▶ **Task statement**:
Reproduce each of the following entries verbatim, line for line.

Spatial annotation entries
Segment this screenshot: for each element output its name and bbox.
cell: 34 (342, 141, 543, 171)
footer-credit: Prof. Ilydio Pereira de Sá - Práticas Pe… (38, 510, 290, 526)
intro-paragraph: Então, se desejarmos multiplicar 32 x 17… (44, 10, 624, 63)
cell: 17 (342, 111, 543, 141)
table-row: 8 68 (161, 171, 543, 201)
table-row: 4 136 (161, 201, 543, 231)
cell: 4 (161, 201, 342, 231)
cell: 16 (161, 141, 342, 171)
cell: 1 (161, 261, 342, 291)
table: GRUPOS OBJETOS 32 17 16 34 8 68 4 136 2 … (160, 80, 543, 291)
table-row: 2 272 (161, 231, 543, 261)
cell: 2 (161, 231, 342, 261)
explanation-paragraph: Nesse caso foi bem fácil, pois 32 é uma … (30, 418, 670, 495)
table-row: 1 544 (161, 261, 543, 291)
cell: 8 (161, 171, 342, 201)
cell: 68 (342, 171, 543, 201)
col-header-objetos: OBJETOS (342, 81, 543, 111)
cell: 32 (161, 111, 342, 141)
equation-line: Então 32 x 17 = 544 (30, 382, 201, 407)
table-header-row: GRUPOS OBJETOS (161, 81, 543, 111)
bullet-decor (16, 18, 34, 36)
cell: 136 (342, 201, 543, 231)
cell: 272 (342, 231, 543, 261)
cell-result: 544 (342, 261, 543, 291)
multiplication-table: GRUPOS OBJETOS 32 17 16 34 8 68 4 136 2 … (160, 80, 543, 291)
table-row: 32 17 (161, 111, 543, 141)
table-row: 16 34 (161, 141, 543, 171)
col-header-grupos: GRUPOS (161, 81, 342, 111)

▶ **The result**:
Segment this screenshot: for each element output its name and bbox.
cell: 34 (342, 141, 543, 171)
footer-credit: Prof. Ilydio Pereira de Sá - Práticas Pe… (38, 510, 290, 526)
intro-paragraph: Então, se desejarmos multiplicar 32 x 17… (44, 10, 624, 63)
cell: 17 (342, 111, 543, 141)
table-row: 8 68 (161, 171, 543, 201)
table-row: 4 136 (161, 201, 543, 231)
cell: 4 (161, 201, 342, 231)
cell: 16 (161, 141, 342, 171)
cell: 1 (161, 261, 342, 291)
table: GRUPOS OBJETOS 32 17 16 34 8 68 4 136 2 … (160, 80, 543, 291)
table-row: 2 272 (161, 231, 543, 261)
cell: 2 (161, 231, 342, 261)
explanation-paragraph: Nesse caso foi bem fácil, pois 32 é uma … (30, 418, 670, 495)
table-row: 1 544 (161, 261, 543, 291)
cell: 8 (161, 171, 342, 201)
cell: 68 (342, 171, 543, 201)
col-header-objetos: OBJETOS (342, 81, 543, 111)
cell: 32 (161, 111, 342, 141)
equation-line: Então 32 x 17 = 544 (30, 382, 201, 407)
table-header-row: GRUPOS OBJETOS (161, 81, 543, 111)
bullet-decor (16, 18, 34, 36)
cell: 136 (342, 201, 543, 231)
cell: 272 (342, 231, 543, 261)
cell-result: 544 (342, 261, 543, 291)
multiplication-table: GRUPOS OBJETOS 32 17 16 34 8 68 4 136 2 … (160, 80, 543, 291)
table-row: 32 17 (161, 111, 543, 141)
table-row: 16 34 (161, 141, 543, 171)
col-header-grupos: GRUPOS (161, 81, 342, 111)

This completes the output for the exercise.